AIM:
Search the material for the word "this" and copy each line that holds it.

MATERIAL SHOWN:
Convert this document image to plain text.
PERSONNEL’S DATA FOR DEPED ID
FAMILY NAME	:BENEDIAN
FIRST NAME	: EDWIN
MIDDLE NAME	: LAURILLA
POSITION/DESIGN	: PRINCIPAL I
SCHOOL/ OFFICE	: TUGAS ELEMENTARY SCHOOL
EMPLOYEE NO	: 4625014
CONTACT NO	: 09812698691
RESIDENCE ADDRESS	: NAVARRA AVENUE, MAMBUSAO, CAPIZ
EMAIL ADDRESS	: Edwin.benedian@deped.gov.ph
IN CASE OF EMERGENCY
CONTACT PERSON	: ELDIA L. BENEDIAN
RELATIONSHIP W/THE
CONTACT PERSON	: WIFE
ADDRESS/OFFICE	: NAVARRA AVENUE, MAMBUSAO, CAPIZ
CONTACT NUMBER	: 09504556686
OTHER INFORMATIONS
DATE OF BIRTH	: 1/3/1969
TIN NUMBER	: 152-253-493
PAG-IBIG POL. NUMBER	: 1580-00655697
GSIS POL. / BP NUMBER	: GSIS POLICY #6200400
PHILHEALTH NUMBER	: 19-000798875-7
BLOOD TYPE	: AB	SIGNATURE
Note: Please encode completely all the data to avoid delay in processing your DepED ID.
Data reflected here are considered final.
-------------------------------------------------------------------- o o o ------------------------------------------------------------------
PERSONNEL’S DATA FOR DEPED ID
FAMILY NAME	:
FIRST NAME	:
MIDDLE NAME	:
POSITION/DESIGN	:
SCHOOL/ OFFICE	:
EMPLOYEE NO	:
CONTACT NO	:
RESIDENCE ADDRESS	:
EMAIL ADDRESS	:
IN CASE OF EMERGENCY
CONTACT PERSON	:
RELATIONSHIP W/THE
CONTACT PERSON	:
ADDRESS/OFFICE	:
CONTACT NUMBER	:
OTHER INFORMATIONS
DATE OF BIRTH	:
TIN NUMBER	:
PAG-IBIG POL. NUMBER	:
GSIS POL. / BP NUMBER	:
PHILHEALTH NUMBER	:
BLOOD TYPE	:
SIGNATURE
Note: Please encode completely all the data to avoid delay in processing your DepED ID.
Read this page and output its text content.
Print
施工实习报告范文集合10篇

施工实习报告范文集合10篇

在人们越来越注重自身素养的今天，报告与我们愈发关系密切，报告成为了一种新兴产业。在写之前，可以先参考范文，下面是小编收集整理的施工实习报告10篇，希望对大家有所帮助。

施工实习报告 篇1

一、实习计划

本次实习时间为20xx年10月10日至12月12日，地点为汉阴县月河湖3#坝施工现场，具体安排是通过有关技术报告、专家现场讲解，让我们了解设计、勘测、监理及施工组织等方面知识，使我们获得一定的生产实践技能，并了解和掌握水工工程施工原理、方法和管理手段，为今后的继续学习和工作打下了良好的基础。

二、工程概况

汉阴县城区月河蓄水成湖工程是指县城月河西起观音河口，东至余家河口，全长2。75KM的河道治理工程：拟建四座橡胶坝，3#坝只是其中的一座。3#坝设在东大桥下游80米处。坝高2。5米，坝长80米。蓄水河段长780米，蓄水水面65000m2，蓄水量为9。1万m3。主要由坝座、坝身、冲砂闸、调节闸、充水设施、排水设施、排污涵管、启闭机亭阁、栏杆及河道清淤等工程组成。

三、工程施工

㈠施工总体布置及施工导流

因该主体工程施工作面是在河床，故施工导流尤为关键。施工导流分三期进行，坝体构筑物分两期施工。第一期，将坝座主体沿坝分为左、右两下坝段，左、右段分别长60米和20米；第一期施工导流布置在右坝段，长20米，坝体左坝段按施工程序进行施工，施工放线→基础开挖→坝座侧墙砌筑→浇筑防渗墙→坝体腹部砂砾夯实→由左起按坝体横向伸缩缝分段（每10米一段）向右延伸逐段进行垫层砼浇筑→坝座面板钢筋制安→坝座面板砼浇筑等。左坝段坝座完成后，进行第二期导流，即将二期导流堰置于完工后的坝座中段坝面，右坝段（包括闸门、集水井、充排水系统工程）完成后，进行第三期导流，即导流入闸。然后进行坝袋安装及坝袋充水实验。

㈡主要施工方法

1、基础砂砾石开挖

FINISHED TASK:
Convert this document image to plain text.
Read this page and output its text content.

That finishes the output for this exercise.